------ DATA RECORDS ------

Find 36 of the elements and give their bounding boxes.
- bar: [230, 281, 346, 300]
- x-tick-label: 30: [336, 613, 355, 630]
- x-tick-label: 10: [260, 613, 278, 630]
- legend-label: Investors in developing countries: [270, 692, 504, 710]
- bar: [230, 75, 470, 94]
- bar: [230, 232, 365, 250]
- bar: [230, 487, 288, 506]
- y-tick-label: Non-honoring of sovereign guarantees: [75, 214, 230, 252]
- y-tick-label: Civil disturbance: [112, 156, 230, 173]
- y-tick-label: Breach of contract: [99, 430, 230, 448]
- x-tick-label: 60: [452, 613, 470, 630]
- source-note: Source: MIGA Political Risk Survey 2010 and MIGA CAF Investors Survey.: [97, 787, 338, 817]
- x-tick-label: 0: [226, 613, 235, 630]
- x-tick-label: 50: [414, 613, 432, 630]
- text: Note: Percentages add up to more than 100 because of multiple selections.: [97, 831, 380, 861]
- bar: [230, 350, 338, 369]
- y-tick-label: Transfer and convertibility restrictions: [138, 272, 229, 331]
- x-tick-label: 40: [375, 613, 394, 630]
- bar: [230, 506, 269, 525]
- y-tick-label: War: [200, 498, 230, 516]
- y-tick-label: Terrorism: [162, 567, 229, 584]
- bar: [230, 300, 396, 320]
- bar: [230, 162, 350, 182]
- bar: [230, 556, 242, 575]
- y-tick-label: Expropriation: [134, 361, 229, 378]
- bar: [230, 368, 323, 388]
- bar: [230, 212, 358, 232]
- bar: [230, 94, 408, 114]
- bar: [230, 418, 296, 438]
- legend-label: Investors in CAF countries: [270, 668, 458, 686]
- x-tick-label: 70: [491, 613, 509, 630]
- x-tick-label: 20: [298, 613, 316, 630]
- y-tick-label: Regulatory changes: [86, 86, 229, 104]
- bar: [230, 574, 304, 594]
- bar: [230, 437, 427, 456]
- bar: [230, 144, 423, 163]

------

Copy out every line above that contains the string "legend". Case counts.

- legend-label: Investors in developing countries: [270, 692, 504, 710]
- legend-label: Investors in CAF countries: [270, 668, 458, 686]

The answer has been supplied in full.